WHAT TO DO. Every line of the data must be copied exactly.

DATASET EXTRACT.
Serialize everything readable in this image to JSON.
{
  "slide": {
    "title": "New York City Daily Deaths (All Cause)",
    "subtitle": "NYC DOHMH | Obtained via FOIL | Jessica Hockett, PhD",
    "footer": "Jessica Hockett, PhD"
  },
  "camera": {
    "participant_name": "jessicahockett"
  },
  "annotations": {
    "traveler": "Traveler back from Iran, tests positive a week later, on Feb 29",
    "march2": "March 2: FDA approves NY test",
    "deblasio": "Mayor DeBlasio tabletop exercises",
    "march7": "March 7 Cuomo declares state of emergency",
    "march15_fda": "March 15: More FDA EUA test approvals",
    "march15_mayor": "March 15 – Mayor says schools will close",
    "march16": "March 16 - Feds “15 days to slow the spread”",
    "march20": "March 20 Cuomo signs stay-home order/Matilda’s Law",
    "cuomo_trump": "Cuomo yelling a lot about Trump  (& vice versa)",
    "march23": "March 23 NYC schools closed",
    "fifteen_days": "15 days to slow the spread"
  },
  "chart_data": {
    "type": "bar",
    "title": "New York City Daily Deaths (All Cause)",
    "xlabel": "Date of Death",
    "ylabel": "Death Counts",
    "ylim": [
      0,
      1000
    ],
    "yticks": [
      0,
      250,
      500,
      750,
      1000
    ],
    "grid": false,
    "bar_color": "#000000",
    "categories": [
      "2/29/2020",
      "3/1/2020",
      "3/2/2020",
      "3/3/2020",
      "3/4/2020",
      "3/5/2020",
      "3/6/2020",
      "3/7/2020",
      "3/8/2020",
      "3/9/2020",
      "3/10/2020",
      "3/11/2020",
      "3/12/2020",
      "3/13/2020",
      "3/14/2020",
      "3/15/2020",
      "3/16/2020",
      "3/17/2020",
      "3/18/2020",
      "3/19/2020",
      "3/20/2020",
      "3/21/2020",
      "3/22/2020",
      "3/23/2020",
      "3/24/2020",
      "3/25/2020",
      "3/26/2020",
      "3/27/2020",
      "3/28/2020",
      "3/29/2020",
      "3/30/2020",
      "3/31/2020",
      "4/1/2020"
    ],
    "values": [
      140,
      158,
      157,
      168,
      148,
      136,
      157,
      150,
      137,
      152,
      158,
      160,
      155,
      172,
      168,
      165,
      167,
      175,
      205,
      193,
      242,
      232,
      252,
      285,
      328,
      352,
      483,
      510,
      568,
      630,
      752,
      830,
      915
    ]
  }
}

OUTPUT FOR THIS EXERCISE.
Serialize everything readable in this image to JSON.
{
  "slide": {
    "title": "New York City Daily Deaths (All Cause)",
    "subtitle": "NYC DOHMH | Obtained via FOIL | Jessica Hockett, PhD",
    "footer": "Jessica Hockett, PhD"
  },
  "camera": {
    "participant_name": "jessicahockett"
  },
  "annotations": {
    "traveler": "Traveler back from Iran, tests positive a week later, on Feb 29",
    "march2": "March 2: FDA approves NY test",
    "deblasio": "Mayor DeBlasio tabletop exercises",
    "march7": "March 7 Cuomo declares state of emergency",
    "march15_fda": "March 15: More FDA EUA test approvals",
    "march15_mayor": "March 15 – Mayor says schools will close",
    "march16": "March 16 - Feds “15 days to slow the spread”",
    "march20": "March 20 Cuomo signs stay-home order/Matilda’s Law",
    "cuomo_trump": "Cuomo yelling a lot about Trump  (& vice versa)",
    "march23": "March 23 NYC schools closed",
    "fifteen_days": "15 days to slow the spread"
  },
  "chart_data": {
    "type": "bar",
    "title": "New York City Daily Deaths (All Cause)",
    "xlabel": "Date of Death",
    "ylabel": "Death Counts",
    "ylim": [
      0,
      1000
    ],
    "yticks": [
      0,
      250,
      500,
      750,
      1000
    ],
    "grid": false,
    "bar_color": "#000000",
    "categories": [
      "2/29/2020",
      "3/1/2020",
      "3/2/2020",
      "3/3/2020",
      "3/4/2020",
      "3/5/2020",
      "3/6/2020",
      "3/7/2020",
      "3/8/2020",
      "3/9/2020",
      "3/10/2020",
      "3/11/2020",
      "3/12/2020",
      "3/13/2020",
      "3/14/2020",
      "3/15/2020",
      "3/16/2020",
      "3/17/2020",
      "3/18/2020",
      "3/19/2020",
      "3/20/2020",
      "3/21/2020",
      "3/22/2020",
      "3/23/2020",
      "3/24/2020",
      "3/25/2020",
      "3/26/2020",
      "3/27/2020",
      "3/28/2020",
      "3/29/2020",
      "3/30/2020",
      "3/31/2020",
      "4/1/2020"
    ],
    "values": [
      140,
      158,
      157,
      168,
      148,
      136,
      157,
      150,
      137,
      152,
      158,
      160,
      155,
      172,
      168,
      165,
      167,
      175,
      205,
      193,
      242,
      232,
      252,
      285,
      328,
      352,
      483,
      510,
      568,
      630,
      752,
      830,
      915
    ]
  }
}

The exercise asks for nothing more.